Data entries
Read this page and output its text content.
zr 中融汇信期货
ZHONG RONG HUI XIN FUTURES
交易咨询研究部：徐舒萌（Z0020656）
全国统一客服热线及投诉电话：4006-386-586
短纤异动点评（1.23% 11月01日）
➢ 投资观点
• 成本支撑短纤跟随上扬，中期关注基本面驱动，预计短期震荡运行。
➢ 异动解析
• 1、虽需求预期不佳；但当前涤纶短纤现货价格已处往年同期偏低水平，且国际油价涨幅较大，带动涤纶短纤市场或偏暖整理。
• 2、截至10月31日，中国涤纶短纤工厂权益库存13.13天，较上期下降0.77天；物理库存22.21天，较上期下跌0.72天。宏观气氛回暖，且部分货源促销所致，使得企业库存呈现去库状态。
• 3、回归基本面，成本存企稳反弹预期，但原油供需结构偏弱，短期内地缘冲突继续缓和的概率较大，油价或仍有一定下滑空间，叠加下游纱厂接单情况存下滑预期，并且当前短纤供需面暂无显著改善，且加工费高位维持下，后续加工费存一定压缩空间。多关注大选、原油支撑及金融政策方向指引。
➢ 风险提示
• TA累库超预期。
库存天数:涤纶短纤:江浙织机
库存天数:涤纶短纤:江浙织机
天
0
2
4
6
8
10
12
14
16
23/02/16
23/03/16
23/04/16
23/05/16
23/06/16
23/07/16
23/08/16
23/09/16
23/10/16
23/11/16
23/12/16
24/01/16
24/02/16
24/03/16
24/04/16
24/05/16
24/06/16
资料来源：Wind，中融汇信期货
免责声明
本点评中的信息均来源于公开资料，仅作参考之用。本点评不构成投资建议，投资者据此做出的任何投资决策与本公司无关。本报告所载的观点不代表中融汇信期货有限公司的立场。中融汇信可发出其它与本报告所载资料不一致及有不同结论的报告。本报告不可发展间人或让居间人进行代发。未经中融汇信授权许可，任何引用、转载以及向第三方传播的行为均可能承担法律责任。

THE TASK »
Transcribe the material above in its entirety. Match it exactly.

OUTPUT BELOW »
Read this page and output its text content.
zr 中融汇信期货
ZHONG RONG HUI XIN FUTURES
交易咨询研究部：徐舒萌（Z0020656）
全国统一客服热线及投诉电话：4006-386-586
短纤异动点评（1.23% 11月01日）
➢ 投资观点
• 成本支撑短纤跟随上扬，中期关注基本面驱动，预计短期震荡运行。
➢ 异动解析
• 1、虽需求预期不佳；但当前涤纶短纤现货价格已处往年同期偏低水平，且国际油价涨幅较大，带动涤纶短纤市场或偏暖整理。
• 2、截至10月31日，中国涤纶短纤工厂权益库存13.13天，较上期下降0.77天；物理库存22.21天，较上期下跌0.72天。宏观气氛回暖，且部分货源促销所致，使得企业库存呈现去库状态。
• 3、回归基本面，成本存企稳反弹预期，但原油供需结构偏弱，短期内地缘冲突继续缓和的概率较大，油价或仍有一定下滑空间，叠加下游纱厂接单情况存下滑预期，并且当前短纤供需面暂无显著改善，且加工费高位维持下，后续加工费存一定压缩空间。多关注大选、原油支撑及金融政策方向指引。
➢ 风险提示
• TA累库超预期。
库存天数:涤纶短纤:江浙织机
库存天数:涤纶短纤:江浙织机
天
0
2
4
6
8
10
12
14
16
23/02/16
23/03/16
23/04/16
23/05/16
23/06/16
23/07/16
23/08/16
23/09/16
23/10/16
23/11/16
23/12/16
24/01/16
24/02/16
24/03/16
24/04/16
24/05/16
24/06/16
资料来源：Wind，中融汇信期货
免责声明
本点评中的信息均来源于公开资料，仅作参考之用。本点评不构成投资建议，投资者据此做出的任何投资决策与本公司无关。本报告所载的观点不代表中融汇信期货有限公司的立场。中融汇信可发出其它与本报告所载资料不一致及有不同结论的报告。本报告不可发展间人或让居间人进行代发。未经中融汇信授权许可，任何引用、转载以及向第三方传播的行为均可能承担法律责任。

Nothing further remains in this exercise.